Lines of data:
■ ■ ■ ■
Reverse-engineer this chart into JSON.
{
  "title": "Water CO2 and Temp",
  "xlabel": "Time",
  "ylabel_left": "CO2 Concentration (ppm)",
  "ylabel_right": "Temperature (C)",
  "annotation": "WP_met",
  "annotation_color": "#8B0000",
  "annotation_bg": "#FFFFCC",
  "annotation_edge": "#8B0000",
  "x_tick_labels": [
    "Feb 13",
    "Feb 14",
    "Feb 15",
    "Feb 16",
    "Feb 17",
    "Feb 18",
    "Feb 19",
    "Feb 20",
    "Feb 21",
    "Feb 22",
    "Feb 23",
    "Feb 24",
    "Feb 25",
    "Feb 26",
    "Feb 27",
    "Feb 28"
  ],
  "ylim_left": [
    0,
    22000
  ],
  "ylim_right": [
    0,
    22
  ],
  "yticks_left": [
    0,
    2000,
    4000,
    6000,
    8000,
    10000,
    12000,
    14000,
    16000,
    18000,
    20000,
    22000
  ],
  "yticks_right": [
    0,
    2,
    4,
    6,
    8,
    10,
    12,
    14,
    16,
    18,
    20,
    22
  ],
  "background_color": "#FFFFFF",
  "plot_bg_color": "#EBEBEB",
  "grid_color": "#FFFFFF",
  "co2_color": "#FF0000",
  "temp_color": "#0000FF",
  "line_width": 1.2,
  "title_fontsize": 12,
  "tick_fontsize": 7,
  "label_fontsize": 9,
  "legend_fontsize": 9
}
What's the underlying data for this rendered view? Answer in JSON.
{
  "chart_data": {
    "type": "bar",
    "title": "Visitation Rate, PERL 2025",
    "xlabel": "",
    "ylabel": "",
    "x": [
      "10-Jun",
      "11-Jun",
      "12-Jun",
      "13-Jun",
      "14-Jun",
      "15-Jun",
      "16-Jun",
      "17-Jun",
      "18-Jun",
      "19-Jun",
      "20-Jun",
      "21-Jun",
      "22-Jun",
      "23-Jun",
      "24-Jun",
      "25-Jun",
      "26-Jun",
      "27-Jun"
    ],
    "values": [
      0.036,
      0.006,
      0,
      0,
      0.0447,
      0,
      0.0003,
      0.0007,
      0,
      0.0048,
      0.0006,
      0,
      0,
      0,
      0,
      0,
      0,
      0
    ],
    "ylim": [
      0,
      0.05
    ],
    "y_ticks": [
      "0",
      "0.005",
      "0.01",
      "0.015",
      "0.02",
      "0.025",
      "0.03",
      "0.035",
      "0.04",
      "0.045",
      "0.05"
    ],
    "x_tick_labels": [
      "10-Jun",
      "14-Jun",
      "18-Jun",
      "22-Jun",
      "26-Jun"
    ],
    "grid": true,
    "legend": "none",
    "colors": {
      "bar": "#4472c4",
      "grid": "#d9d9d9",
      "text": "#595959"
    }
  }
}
■ ■ ■ ■
**WHAT YOU WILL DO:** Transcribe every line of the data, exactly as it stands.

**COMPLETE OUTPUT:**
Reverse-engineer this chart into JSON.
{
  "title": "Water CO2 and Temp",
  "xlabel": "Time",
  "ylabel_left": "CO2 Concentration (ppm)",
  "ylabel_right": "Temperature (C)",
  "annotation": "WP_met",
  "annotation_color": "#8B0000",
  "annotation_bg": "#FFFFCC",
  "annotation_edge": "#8B0000",
  "x_tick_labels": [
    "Feb 13",
    "Feb 14",
    "Feb 15",
    "Feb 16",
    "Feb 17",
    "Feb 18",
    "Feb 19",
    "Feb 20",
    "Feb 21",
    "Feb 22",
    "Feb 23",
    "Feb 24",
    "Feb 25",
    "Feb 26",
    "Feb 27",
    "Feb 28"
  ],
  "ylim_left": [
    0,
    22000
  ],
  "ylim_right": [
    0,
    22
  ],
  "yticks_left": [
    0,
    2000,
    4000,
    6000,
    8000,
    10000,
    12000,
    14000,
    16000,
    18000,
    20000,
    22000
  ],
  "yticks_right": [
    0,
    2,
    4,
    6,
    8,
    10,
    12,
    14,
    16,
    18,
    20,
    22
  ],
  "background_color": "#FFFFFF",
  "plot_bg_color": "#EBEBEB",
  "grid_color": "#FFFFFF",
  "co2_color": "#FF0000",
  "temp_color": "#0000FF",
  "line_width": 1.2,
  "title_fontsize": 12,
  "tick_fontsize": 7,
  "label_fontsize": 9,
  "legend_fontsize": 9
}
What's the underlying data for this rendered view? Answer in JSON.
{
  "chart_data": {
    "type": "bar",
    "title": "Visitation Rate, PERL 2025",
    "xlabel": "",
    "ylabel": "",
    "x": [
      "10-Jun",
      "11-Jun",
      "12-Jun",
      "13-Jun",
      "14-Jun",
      "15-Jun",
      "16-Jun",
      "17-Jun",
      "18-Jun",
      "19-Jun",
      "20-Jun",
      "21-Jun",
      "22-Jun",
      "23-Jun",
      "24-Jun",
      "25-Jun",
      "26-Jun",
      "27-Jun"
    ],
    "values": [
      0.036,
      0.006,
      0,
      0,
      0.0447,
      0,
      0.0003,
      0.0007,
      0,
      0.0048,
      0.0006,
      0,
      0,
      0,
      0,
      0,
      0,
      0
    ],
    "ylim": [
      0,
      0.05
    ],
    "y_ticks": [
      "0",
      "0.005",
      "0.01",
      "0.015",
      "0.02",
      "0.025",
      "0.03",
      "0.035",
      "0.04",
      "0.045",
      "0.05"
    ],
    "x_tick_labels": [
      "10-Jun",
      "14-Jun",
      "18-Jun",
      "22-Jun",
      "26-Jun"
    ],
    "grid": true,
    "legend": "none",
    "colors": {
      "bar": "#4472c4",
      "grid": "#d9d9d9",
      "text": "#595959"
    }
  }
}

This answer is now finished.